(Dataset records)
====================

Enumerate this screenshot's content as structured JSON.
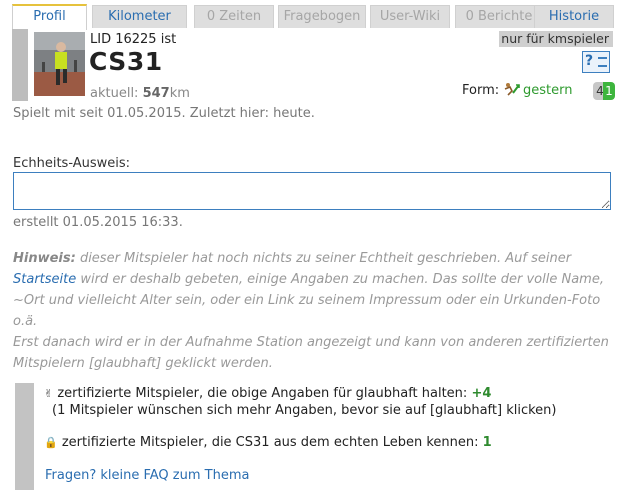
{
  "tabs": [
    {
      "label": "Profil",
      "state": "active"
    },
    {
      "label": "Kilometer",
      "state": "link"
    },
    {
      "label": "0 Zeiten",
      "state": "disabled"
    },
    {
      "label": "Fragebogen",
      "state": "disabled"
    },
    {
      "label": "User-Wiki",
      "state": "disabled"
    },
    {
      "label": "0 Berichte",
      "state": "disabled"
    },
    {
      "label": "Historie",
      "state": "link"
    }
  ],
  "profile": {
    "lid_text": "LID 16225 ist",
    "username": "CS31",
    "current_prefix": "aktuell:",
    "current_km": "547",
    "current_unit": "km",
    "only_badge": "nur für kmspieler",
    "help_icon": "help-book-icon",
    "form_label": "Form:",
    "form_icon": "runner-form-icon",
    "form_value": "gestern",
    "count_grey": "4",
    "count_green": "1"
  },
  "since_text": "Spielt mit seit 01.05.2015. Zuletzt hier: heute.",
  "echtheit": {
    "label": "Echheits-Ausweis:",
    "value": "",
    "created": "erstellt 01.05.2015 16:33."
  },
  "hint": {
    "label": "Hinweis:",
    "text_before_link": " dieser Mitspieler hat noch nichts zu seiner Echtheit geschrieben. Auf seiner ",
    "link": "Startseite",
    "text_after_link": " wird er deshalb gebeten, einige Angaben zu machen. Das sollte der volle Name, ~Ort und vielleicht Alter sein, oder ein Link zu seinem Impressum oder ein Urkunden-Foto o.ä.",
    "text_line2": "Erst danach wird er in der Aufnahme Station angezeigt und kann von anderen zertifizierten Mitspielern [glaubhaft] geklickt werden."
  },
  "certification": {
    "line1_text": "zertifizierte Mitspieler, die obige Angaben für glaubhaft halten: ",
    "line1_count": "+4",
    "line2_text": "(1 Mitspieler wünschen sich mehr Angaben, bevor sie auf [glaubhaft] klicken)",
    "line3_text": "zertifizierte Mitspieler, die CS31 aus dem echten Leben kennen: ",
    "line3_count": "1",
    "faq_link": "Fragen? kleine FAQ zum Thema",
    "hand_icon": "thumb-icon",
    "lock_icon": "lock-icon"
  }
}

====================

(What the task requires)
Strip out the pictures and quote the remaining data word for word.

(The reply)
Enumerate this screenshot's content as structured JSON.
{
  "tabs": [
    {
      "label": "Profil",
      "state": "active"
    },
    {
      "label": "Kilometer",
      "state": "link"
    },
    {
      "label": "0 Zeiten",
      "state": "disabled"
    },
    {
      "label": "Fragebogen",
      "state": "disabled"
    },
    {
      "label": "User-Wiki",
      "state": "disabled"
    },
    {
      "label": "0 Berichte",
      "state": "disabled"
    },
    {
      "label": "Historie",
      "state": "link"
    }
  ],
  "profile": {
    "lid_text": "LID 16225 ist",
    "username": "CS31",
    "current_prefix": "aktuell:",
    "current_km": "547",
    "current_unit": "km",
    "only_badge": "nur für kmspieler",
    "help_icon": "help-book-icon",
    "form_label": "Form:",
    "form_icon": "runner-form-icon",
    "form_value": "gestern",
    "count_grey": "4",
    "count_green": "1"
  },
  "since_text": "Spielt mit seit 01.05.2015. Zuletzt hier: heute.",
  "echtheit": {
    "label": "Echheits-Ausweis:",
    "value": "",
    "created": "erstellt 01.05.2015 16:33."
  },
  "hint": {
    "label": "Hinweis:",
    "text_before_link": " dieser Mitspieler hat noch nichts zu seiner Echtheit geschrieben. Auf seiner ",
    "link": "Startseite",
    "text_after_link": " wird er deshalb gebeten, einige Angaben zu machen. Das sollte der volle Name, ~Ort und vielleicht Alter sein, oder ein Link zu seinem Impressum oder ein Urkunden-Foto o.ä.",
    "text_line2": "Erst danach wird er in der Aufnahme Station angezeigt und kann von anderen zertifizierten Mitspielern [glaubhaft] geklickt werden."
  },
  "certification": {
    "line1_text": "zertifizierte Mitspieler, die obige Angaben für glaubhaft halten: ",
    "line1_count": "+4",
    "line2_text": "(1 Mitspieler wünschen sich mehr Angaben, bevor sie auf [glaubhaft] klicken)",
    "line3_text": "zertifizierte Mitspieler, die CS31 aus dem echten Leben kennen: ",
    "line3_count": "1",
    "faq_link": "Fragen? kleine FAQ zum Thema",
    "hand_icon": "thumb-icon",
    "lock_icon": "lock-icon"
  }
}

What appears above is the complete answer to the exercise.